_TASK_: The records that follow must be repeated verbatim, every one of them.

==== RECORDS FOR PROCESSING

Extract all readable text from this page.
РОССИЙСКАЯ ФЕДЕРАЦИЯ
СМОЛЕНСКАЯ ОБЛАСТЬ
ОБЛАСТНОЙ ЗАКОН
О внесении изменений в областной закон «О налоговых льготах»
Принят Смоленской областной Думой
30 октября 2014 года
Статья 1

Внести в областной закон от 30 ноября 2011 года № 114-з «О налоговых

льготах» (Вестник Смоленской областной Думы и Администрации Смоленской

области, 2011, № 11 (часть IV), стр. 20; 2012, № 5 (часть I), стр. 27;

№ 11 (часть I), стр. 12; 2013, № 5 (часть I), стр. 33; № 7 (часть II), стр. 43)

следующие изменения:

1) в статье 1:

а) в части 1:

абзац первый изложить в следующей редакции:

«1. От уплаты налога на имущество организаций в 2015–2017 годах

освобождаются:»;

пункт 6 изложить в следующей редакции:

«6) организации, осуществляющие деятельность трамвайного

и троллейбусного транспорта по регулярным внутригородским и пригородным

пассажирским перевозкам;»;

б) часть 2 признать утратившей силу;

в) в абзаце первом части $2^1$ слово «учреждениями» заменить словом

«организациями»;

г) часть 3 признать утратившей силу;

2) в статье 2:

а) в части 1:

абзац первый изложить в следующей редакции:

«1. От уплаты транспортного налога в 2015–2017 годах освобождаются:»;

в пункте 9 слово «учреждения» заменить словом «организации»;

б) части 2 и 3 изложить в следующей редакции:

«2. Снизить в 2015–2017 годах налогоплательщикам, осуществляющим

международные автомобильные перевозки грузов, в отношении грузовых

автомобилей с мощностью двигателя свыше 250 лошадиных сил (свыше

========

_ANSWER TO THE EXERCISE_:
Extract all readable text from this page.
РОССИЙСКАЯ ФЕДЕРАЦИЯ
СМОЛЕНСКАЯ ОБЛАСТЬ
ОБЛАСТНОЙ ЗАКОН
О внесении изменений в областной закон «О налоговых льготах»
Принят Смоленской областной Думой
30 октября 2014 года
Статья 1

Внести в областной закон от 30 ноября 2011 года № 114-з «О налоговых

льготах» (Вестник Смоленской областной Думы и Администрации Смоленской

области, 2011, № 11 (часть IV), стр. 20; 2012, № 5 (часть I), стр. 27;

№ 11 (часть I), стр. 12; 2013, № 5 (часть I), стр. 33; № 7 (часть II), стр. 43)

следующие изменения:

1) в статье 1:

а) в части 1:

абзац первый изложить в следующей редакции:

«1. От уплаты налога на имущество организаций в 2015–2017 годах

освобождаются:»;

пункт 6 изложить в следующей редакции:

«6) организации, осуществляющие деятельность трамвайного

и троллейбусного транспорта по регулярным внутригородским и пригородным

пассажирским перевозкам;»;

б) часть 2 признать утратившей силу;

в) в абзаце первом части $2^1$ слово «учреждениями» заменить словом

«организациями»;

г) часть 3 признать утратившей силу;

2) в статье 2:

а) в части 1:

абзац первый изложить в следующей редакции:

«1. От уплаты транспортного налога в 2015–2017 годах освобождаются:»;

в пункте 9 слово «учреждения» заменить словом «организации»;

б) части 2 и 3 изложить в следующей редакции:

«2. Снизить в 2015–2017 годах налогоплательщикам, осуществляющим

международные автомобильные перевозки грузов, в отношении грузовых

автомобилей с мощностью двигателя свыше 250 лошадиных сил (свыше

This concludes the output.